* **Your task**: Read through the data and report every line in which the word "структуры" occurs.

* **Saved entries**:
** Begin **

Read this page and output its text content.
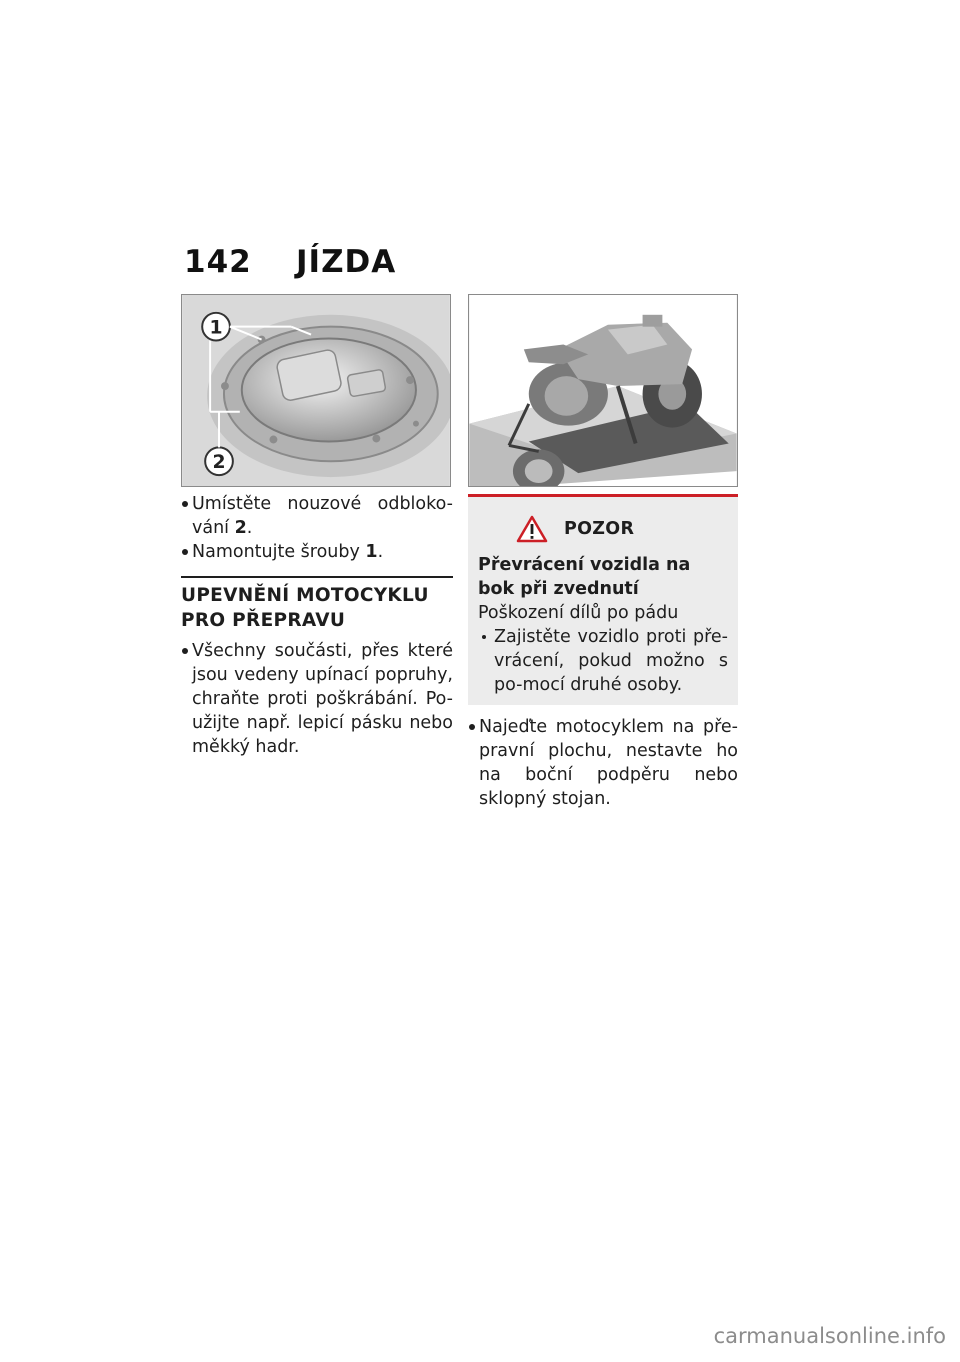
142 JÍZDA
1
2
Umístěte nouzové odbloko-vání 2.
Namontujte šrouby 1.
UPEVNĚNÍ MOTOCYKLU PRO PŘEPRAVU
Všechny součásti, přes které jsou vedeny upínací popruhy, chraňte proti poškrábání. Po-užijte např. lepicí pásku nebo měkký hadr.
POZOR
Převrácení vozidla na bok při zvednutí
Poškození dílů po pádu
Zajistěte vozidlo proti pře-vrácení, pokud možno s po-mocí druhé osoby.
Najeďte motocyklem na pře-pravní plochu, nestavte ho na boční podpěru nebo sklopný stojan.
carmanualsonline.info
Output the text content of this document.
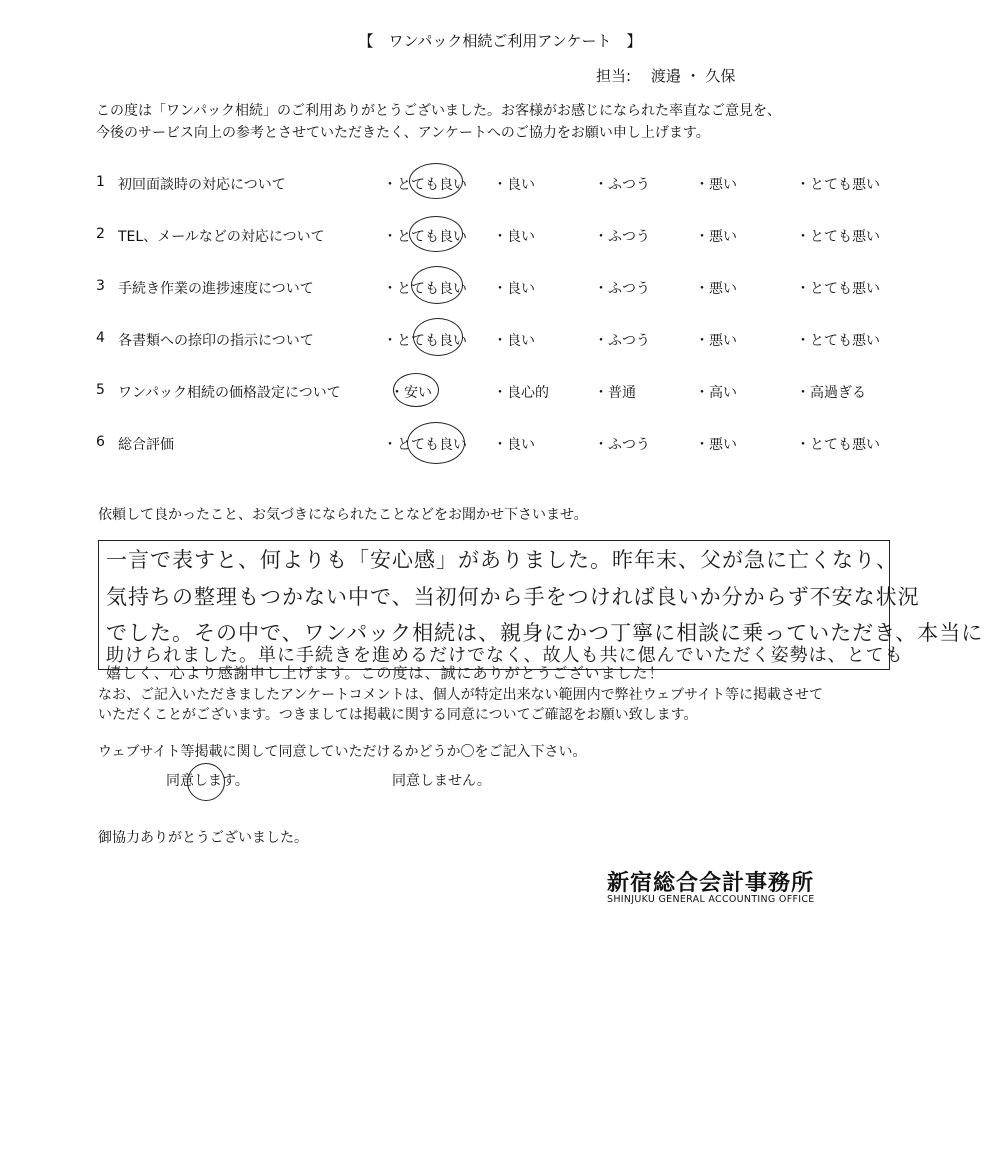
【　ワンパック相続ご利用アンケート　】
担当:　 渡邉 ・ 久保
この度は「ワンパック相続」のご利用ありがとうございました。お客様がお感じになられた率直なご意見を、
今後のサービス向上の参考とさせていただきたく、アンケートへのご協力をお願い申し上げます。
1 初回面談時の対応について	・とても良い ・良い	・ふつう	・悪い	・とても悪い
2 TEL、メールなどの対応について	・とても良い ・良い	・ふつう	・悪い	・とても悪い
3 手続き作業の進捗速度について	・とても良い ・良い	・ふつう	・悪い	・とても悪い
4 各書類への捺印の指示について	・とても良い ・良い	・ふつう	・悪い	・とても悪い
5 ワンパック相続の価格設定について	・安い	・良心的	・普通	・高い	・高過ぎる
6 総合評価	・とても良い ・良い	・ふつう	・悪い	・とても悪い
依頼して良かったこと、お気づきになられたことなどをお聞かせ下さいませ。
一言で表すと、何よりも「安心感」がありました。昨年末、父が急に亡くなり、
気持ちの整理もつかない中で、当初何から手をつければ良いか分からず不安な状況
でした。その中で、ワンパック相続は、親身にかつ丁寧に相談に乗っていただき、本当に
助けられました。単に手続きを進めるだけでなく、故人も共に偲んでいただく姿勢は、とても
嬉しく、心より感謝申し上げます。この度は、誠にありがとうございました！
なお、ご記入いただきましたアンケートコメントは、個人が特定出来ない範囲内で弊社ウェブサイト等に掲載させて
いただくことがございます。つきましては掲載に関する同意についてご確認をお願い致します。
ウェブサイト等掲載に関して同意していただけるかどうか〇をご記入下さい。
同意します。	同意しません。
御協力ありがとうございました。
新宿総合会計事務所
SHINJUKU GENERAL ACCOUNTING OFFICE
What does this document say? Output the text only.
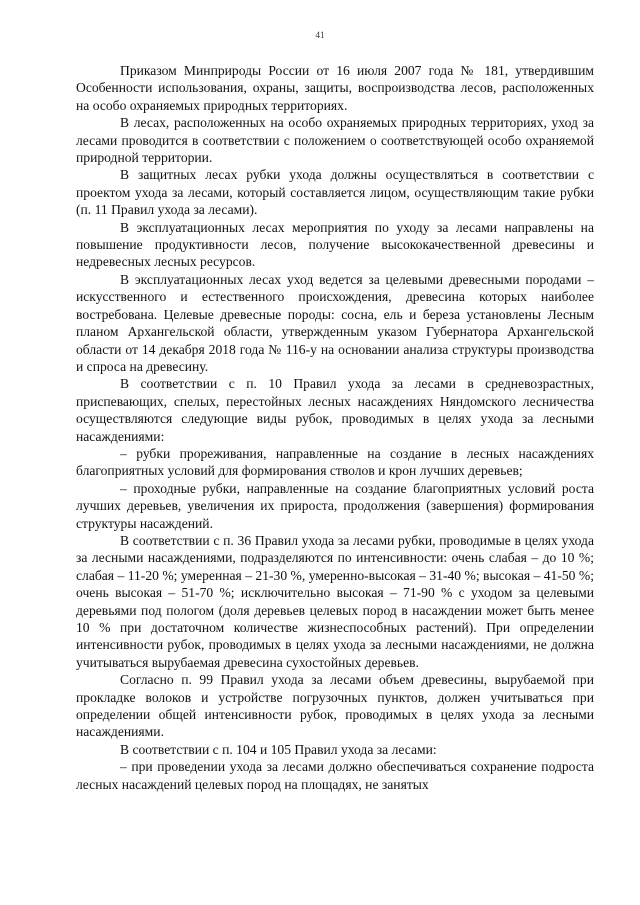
41

Приказом Минприроды России от 16 июля 2007 года № 181, утвердившим Особенности использования, охраны, защиты, воспроизводства лесов, расположенных на особо охраняемых природных территориях.

В лесах, расположенных на особо охраняемых природных территориях, уход за лесами проводится в соответствии с положением о соответствующей особо охраняемой природной территории.

В защитных лесах рубки ухода должны осуществляться в соответствии с проектом ухода за лесами, который составляется лицом, осуществляющим такие рубки (п. 11 Правил ухода за лесами).

В эксплуатационных лесах мероприятия по уходу за лесами направлены на повышение продуктивности лесов, получение высококачественной древесины и недревесных лесных ресурсов.

В эксплуатационных лесах уход ведется за целевыми древесными породами – искусственного и естественного происхождения, древесина которых наиболее востребована. Целевые древесные породы: сосна, ель и береза установлены Лесным планом Архангельской области, утвержденным указом Губернатора Архангельской области от 14 декабря 2018 года № 116-у на основании анализа структуры производства и спроса на древесину.

В соответствии с п. 10 Правил ухода за лесами в средневозрастных, приспевающих, спелых, перестойных лесных насаждениях Няндомского лесничества осуществляются следующие виды рубок, проводимых в целях ухода за лесными насаждениями:

– рубки прореживания, направленные на создание в лесных насаждениях благоприятных условий для формирования стволов и крон лучших деревьев;

– проходные рубки, направленные на создание благоприятных условий роста лучших деревьев, увеличения их прироста, продолжения (завершения) формирования структуры насаждений.

В соответствии с п. 36 Правил ухода за лесами рубки, проводимые в целях ухода за лесными насаждениями, подразделяются по интенсивности: очень слабая – до 10 %; слабая – 11-20 %; умеренная – 21-30 %, умеренно-высокая – 31-40 %; высокая – 41-50 %; очень высокая – 51-70 %; исключительно высокая – 71-90 % с уходом за целевыми деревьями под пологом (доля деревьев целевых пород в насаждении может быть менее 10 % при достаточном количестве жизнеспособных растений). При определении интенсивности рубок, проводимых в целях ухода за лесными насаждениями, не должна учитываться вырубаемая древесина сухостойных деревьев.

Согласно п. 99 Правил ухода за лесами объем древесины, вырубаемой при прокладке волоков и устройстве погрузочных пунктов, должен учитываться при определении общей интенсивности рубок, проводимых в целях ухода за лесными насаждениями.

В соответствии с п. 104 и 105 Правил ухода за лесами:

– при проведении ухода за лесами должно обеспечиваться сохранение подроста лесных насаждений целевых пород на площадях, не занятых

** End **

* **Response**:
В эксплуатационных лесах уход ведется за целевыми древесными породами – искусственного и естественного происхождения, древесина которых наиболее востребована. Целевые древесные породы: сосна, ель и береза установлены Лесным планом Архангельской области, утвержденным указом Губернатора Архангельской области от 14 декабря 2018 года № 116-у на основании анализа структуры производства и спроса на древесину.
– проходные рубки, направленные на создание благоприятных условий роста лучших деревьев, увеличения их прироста, продолжения (завершения) формирования структуры насаждений.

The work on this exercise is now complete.